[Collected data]
******
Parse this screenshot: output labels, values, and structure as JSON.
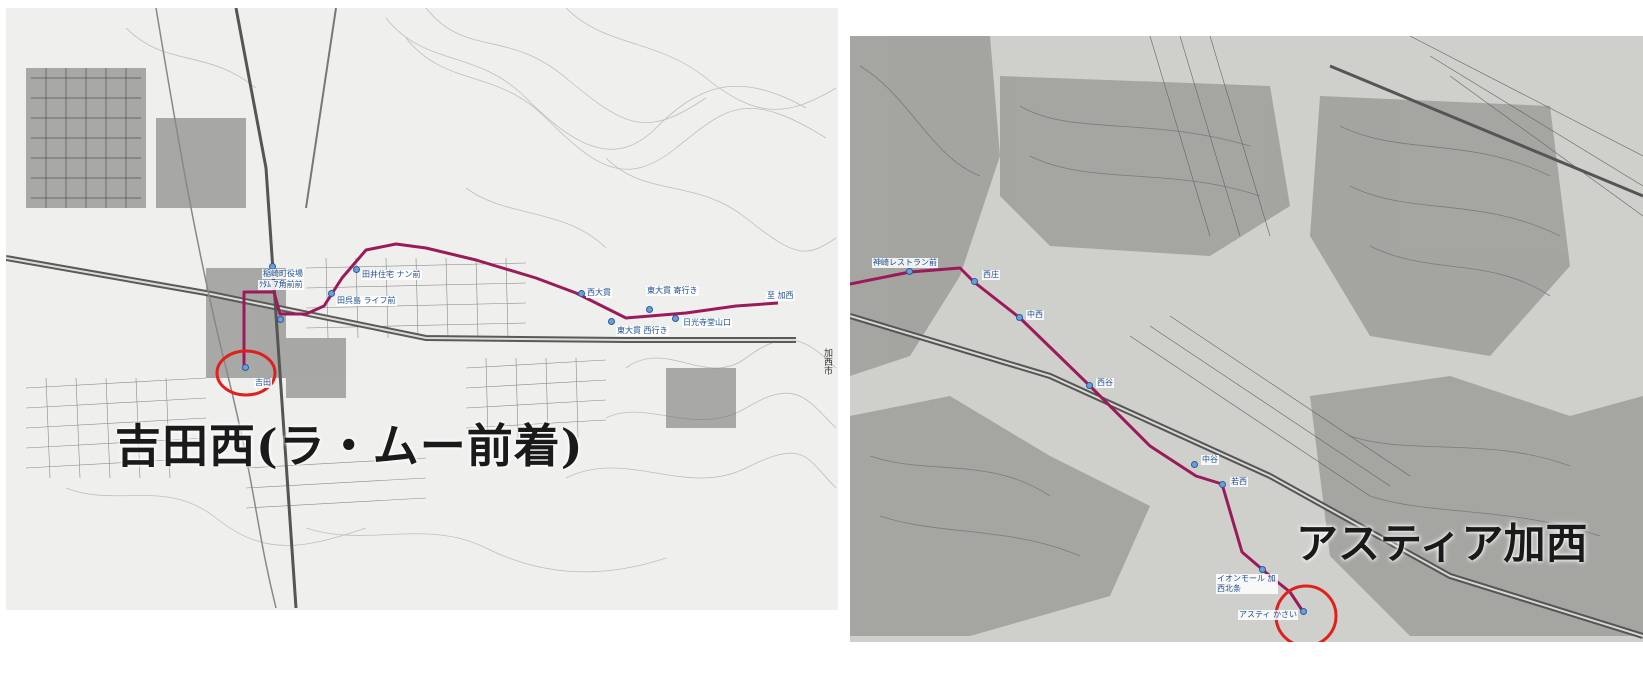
{
  "left_map": {
    "caption": "吉田西(ラ・ムー前着)",
    "stops": [
      {
        "id": "s1",
        "label": "稲崎町役場"
      },
      {
        "id": "s2",
        "label": "ｸﾀﾑ 7角前前"
      },
      {
        "id": "s3",
        "label": "田井住宅 ナン前"
      },
      {
        "id": "s4",
        "label": "田呉島 ライフ前"
      },
      {
        "id": "s5",
        "label": "西大貫"
      },
      {
        "id": "s6",
        "label": "東大貫 寄行き"
      },
      {
        "id": "s7",
        "label": "東大貫 西行き"
      },
      {
        "id": "s8",
        "label": "日光寺堂山口"
      },
      {
        "id": "s9",
        "label": "吉田"
      },
      {
        "id": "s10",
        "label": "至 加西"
      }
    ],
    "side_text": "加西市"
  },
  "right_map": {
    "caption": "アスティア加西",
    "stops": [
      {
        "id": "r1",
        "label": "神崎レストラン前"
      },
      {
        "id": "r2",
        "label": "西庄"
      },
      {
        "id": "r3",
        "label": "中西"
      },
      {
        "id": "r4",
        "label": "西谷"
      },
      {
        "id": "r5",
        "label": "中谷"
      },
      {
        "id": "r6",
        "label": "若西"
      },
      {
        "id": "r7",
        "label": "イオンモール 加西北条"
      },
      {
        "id": "r8",
        "label": "アスティ かさい"
      }
    ]
  },
  "colors": {
    "route": "#9b1b5a",
    "highlight_circle": "#e0201c",
    "stop_marker": "#6aa0d8"
  }
}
******
— INSTRUCTIONS TO FOLLOW —
Print the complete listing exactly as it stands, without its pictures.

— RESPONSE —
Parse this screenshot: output labels, values, and structure as JSON.
{
  "left_map": {
    "caption": "吉田西(ラ・ムー前着)",
    "stops": [
      {
        "id": "s1",
        "label": "稲崎町役場"
      },
      {
        "id": "s2",
        "label": "ｸﾀﾑ 7角前前"
      },
      {
        "id": "s3",
        "label": "田井住宅 ナン前"
      },
      {
        "id": "s4",
        "label": "田呉島 ライフ前"
      },
      {
        "id": "s5",
        "label": "西大貫"
      },
      {
        "id": "s6",
        "label": "東大貫 寄行き"
      },
      {
        "id": "s7",
        "label": "東大貫 西行き"
      },
      {
        "id": "s8",
        "label": "日光寺堂山口"
      },
      {
        "id": "s9",
        "label": "吉田"
      },
      {
        "id": "s10",
        "label": "至 加西"
      }
    ],
    "side_text": "加西市"
  },
  "right_map": {
    "caption": "アスティア加西",
    "stops": [
      {
        "id": "r1",
        "label": "神崎レストラン前"
      },
      {
        "id": "r2",
        "label": "西庄"
      },
      {
        "id": "r3",
        "label": "中西"
      },
      {
        "id": "r4",
        "label": "西谷"
      },
      {
        "id": "r5",
        "label": "中谷"
      },
      {
        "id": "r6",
        "label": "若西"
      },
      {
        "id": "r7",
        "label": "イオンモール 加西北条"
      },
      {
        "id": "r8",
        "label": "アスティ かさい"
      }
    ]
  },
  "colors": {
    "route": "#9b1b5a",
    "highlight_circle": "#e0201c",
    "stop_marker": "#6aa0d8"
  }
}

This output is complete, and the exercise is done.